• [Given problem]: The lines to be set down run from the line containing "Convert this screenshot" through the final line of the data below; print them exactly and print nothing else.

# # #

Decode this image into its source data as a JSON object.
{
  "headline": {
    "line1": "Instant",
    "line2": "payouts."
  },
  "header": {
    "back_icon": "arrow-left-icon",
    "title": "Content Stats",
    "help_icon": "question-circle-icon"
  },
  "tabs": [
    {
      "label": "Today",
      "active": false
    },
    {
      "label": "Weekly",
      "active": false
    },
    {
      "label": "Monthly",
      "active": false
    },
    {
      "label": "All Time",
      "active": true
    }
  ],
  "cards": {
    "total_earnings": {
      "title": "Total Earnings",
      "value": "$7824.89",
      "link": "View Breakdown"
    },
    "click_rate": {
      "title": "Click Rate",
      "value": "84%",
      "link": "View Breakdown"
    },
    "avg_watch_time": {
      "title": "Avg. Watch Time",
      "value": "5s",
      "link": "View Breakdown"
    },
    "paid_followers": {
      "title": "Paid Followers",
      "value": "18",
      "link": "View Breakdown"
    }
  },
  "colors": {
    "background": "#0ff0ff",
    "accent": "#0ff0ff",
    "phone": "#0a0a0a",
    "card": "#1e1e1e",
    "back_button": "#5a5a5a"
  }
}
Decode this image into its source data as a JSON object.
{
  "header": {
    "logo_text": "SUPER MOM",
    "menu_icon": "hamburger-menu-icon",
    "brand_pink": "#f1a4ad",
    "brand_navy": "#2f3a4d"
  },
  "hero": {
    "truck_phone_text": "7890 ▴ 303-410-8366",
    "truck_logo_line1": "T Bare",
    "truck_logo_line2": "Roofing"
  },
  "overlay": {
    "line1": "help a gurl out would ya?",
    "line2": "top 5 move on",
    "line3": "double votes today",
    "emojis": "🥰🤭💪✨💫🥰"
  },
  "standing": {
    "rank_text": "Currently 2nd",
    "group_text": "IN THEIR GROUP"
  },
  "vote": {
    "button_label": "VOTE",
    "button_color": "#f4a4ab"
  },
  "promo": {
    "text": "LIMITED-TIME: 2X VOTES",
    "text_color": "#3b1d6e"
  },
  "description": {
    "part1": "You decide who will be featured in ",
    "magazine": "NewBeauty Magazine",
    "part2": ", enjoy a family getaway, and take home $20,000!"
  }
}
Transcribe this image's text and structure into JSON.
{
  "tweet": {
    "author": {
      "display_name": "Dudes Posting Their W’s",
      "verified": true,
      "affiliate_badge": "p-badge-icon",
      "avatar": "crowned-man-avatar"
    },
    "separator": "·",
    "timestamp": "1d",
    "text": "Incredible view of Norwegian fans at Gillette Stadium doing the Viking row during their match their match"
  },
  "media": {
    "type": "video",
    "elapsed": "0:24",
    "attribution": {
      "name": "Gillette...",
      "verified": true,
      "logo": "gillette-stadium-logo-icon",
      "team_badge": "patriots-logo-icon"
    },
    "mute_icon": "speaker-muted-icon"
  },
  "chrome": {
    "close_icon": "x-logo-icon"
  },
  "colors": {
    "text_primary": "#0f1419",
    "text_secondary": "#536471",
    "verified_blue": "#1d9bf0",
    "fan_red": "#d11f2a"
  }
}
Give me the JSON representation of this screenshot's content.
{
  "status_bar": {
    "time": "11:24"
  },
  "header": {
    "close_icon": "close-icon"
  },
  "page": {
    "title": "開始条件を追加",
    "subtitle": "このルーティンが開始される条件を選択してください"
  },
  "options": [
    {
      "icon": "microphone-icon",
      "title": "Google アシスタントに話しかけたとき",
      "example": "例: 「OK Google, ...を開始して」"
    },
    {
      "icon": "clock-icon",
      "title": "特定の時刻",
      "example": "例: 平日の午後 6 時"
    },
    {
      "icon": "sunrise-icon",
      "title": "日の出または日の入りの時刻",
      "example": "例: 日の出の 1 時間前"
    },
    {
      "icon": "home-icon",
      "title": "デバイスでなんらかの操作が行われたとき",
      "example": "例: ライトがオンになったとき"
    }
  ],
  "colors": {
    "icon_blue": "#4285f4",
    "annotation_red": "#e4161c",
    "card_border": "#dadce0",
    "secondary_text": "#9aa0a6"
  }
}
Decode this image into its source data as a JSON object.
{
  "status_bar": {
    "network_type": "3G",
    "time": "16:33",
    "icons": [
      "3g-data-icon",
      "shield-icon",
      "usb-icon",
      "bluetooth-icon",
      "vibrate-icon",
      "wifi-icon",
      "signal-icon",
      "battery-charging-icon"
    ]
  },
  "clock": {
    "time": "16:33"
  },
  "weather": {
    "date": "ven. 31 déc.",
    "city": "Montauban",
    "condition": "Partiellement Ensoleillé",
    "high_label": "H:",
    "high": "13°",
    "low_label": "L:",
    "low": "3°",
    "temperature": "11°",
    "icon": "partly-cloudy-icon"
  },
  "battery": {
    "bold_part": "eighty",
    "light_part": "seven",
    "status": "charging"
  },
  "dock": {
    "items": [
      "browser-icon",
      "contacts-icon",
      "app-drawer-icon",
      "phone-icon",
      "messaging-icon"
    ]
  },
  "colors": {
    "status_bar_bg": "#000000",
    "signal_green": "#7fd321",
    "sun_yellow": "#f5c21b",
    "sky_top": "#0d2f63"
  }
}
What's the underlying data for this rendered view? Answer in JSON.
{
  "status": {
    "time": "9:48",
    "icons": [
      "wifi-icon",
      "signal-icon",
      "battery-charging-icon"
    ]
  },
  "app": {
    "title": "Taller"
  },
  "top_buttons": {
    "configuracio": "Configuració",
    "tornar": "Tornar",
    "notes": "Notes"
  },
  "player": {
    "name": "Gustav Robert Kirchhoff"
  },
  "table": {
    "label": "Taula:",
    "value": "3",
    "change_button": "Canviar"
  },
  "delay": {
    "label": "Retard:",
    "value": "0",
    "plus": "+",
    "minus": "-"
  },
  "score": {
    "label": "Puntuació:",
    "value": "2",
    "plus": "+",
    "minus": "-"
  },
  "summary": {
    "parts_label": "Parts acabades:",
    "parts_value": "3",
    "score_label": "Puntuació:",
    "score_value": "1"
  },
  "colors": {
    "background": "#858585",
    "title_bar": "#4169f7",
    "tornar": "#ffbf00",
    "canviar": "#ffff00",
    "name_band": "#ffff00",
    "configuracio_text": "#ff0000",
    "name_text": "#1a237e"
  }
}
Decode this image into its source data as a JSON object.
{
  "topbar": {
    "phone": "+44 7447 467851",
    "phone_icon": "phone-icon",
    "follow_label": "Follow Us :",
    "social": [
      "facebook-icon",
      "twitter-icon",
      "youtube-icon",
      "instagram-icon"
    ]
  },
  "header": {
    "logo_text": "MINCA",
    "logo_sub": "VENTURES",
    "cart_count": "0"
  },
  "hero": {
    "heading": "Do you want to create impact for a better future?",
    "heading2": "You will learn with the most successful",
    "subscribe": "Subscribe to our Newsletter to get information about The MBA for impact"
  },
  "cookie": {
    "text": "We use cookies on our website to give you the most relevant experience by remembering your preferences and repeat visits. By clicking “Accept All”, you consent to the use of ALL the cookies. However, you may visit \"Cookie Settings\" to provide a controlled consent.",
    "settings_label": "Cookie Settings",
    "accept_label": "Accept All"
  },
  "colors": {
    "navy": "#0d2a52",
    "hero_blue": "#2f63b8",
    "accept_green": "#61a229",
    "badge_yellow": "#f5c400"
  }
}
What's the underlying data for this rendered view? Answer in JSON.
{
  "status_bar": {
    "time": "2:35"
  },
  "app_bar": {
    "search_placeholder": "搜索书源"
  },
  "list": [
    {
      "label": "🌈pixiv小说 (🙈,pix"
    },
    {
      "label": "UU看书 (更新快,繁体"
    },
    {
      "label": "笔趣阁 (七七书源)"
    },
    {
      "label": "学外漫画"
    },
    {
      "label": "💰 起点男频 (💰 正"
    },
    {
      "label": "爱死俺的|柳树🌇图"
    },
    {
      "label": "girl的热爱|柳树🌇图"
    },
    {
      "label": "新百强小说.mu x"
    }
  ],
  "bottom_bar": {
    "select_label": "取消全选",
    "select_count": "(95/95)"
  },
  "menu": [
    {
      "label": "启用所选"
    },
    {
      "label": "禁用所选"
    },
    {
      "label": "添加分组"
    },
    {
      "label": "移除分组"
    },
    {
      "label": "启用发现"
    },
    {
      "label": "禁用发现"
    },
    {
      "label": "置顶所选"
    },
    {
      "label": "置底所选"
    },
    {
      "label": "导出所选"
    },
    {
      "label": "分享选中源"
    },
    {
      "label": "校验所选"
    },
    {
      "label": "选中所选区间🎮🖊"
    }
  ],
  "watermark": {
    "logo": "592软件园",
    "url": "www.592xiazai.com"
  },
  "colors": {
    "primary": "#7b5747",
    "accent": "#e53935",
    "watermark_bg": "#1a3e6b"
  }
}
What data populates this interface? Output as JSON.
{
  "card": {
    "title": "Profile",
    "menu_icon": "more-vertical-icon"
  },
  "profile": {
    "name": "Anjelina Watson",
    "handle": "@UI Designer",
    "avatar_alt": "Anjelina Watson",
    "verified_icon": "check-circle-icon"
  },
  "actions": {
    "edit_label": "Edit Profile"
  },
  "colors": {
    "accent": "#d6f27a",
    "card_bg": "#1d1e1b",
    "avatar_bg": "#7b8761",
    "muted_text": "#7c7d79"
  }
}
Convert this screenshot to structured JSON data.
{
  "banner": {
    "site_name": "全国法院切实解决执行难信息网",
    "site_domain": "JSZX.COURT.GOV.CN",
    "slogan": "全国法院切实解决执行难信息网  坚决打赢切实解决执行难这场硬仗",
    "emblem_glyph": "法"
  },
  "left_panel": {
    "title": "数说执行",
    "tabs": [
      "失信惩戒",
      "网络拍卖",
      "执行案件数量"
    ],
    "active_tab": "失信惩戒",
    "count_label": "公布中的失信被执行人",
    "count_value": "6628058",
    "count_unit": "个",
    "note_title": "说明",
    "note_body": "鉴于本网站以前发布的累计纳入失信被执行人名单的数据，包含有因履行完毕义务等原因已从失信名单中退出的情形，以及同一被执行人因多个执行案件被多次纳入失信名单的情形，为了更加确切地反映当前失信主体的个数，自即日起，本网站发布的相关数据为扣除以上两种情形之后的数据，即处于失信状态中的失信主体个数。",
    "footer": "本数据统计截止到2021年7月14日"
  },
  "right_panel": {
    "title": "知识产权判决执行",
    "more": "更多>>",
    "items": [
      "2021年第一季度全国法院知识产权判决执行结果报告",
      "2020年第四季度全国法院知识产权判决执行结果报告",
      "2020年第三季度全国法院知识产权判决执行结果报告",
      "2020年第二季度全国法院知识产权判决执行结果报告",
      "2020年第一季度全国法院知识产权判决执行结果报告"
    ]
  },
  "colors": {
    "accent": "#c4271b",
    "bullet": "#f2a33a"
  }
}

# # #

• [Completed task]:
Convert this screenshot to structured JSON data.
{
  "banner": {
    "site_name": "全国法院切实解决执行难信息网",
    "site_domain": "JSZX.COURT.GOV.CN",
    "slogan": "全国法院切实解决执行难信息网  坚决打赢切实解决执行难这场硬仗",
    "emblem_glyph": "法"
  },
  "left_panel": {
    "title": "数说执行",
    "tabs": [
      "失信惩戒",
      "网络拍卖",
      "执行案件数量"
    ],
    "active_tab": "失信惩戒",
    "count_label": "公布中的失信被执行人",
    "count_value": "6628058",
    "count_unit": "个",
    "note_title": "说明",
    "note_body": "鉴于本网站以前发布的累计纳入失信被执行人名单的数据，包含有因履行完毕义务等原因已从失信名单中退出的情形，以及同一被执行人因多个执行案件被多次纳入失信名单的情形，为了更加确切地反映当前失信主体的个数，自即日起，本网站发布的相关数据为扣除以上两种情形之后的数据，即处于失信状态中的失信主体个数。",
    "footer": "本数据统计截止到2021年7月14日"
  },
  "right_panel": {
    "title": "知识产权判决执行",
    "more": "更多>>",
    "items": [
      "2021年第一季度全国法院知识产权判决执行结果报告",
      "2020年第四季度全国法院知识产权判决执行结果报告",
      "2020年第三季度全国法院知识产权判决执行结果报告",
      "2020年第二季度全国法院知识产权判决执行结果报告",
      "2020年第一季度全国法院知识产权判决执行结果报告"
    ]
  },
  "colors": {
    "accent": "#c4271b",
    "bullet": "#f2a33a"
  }
}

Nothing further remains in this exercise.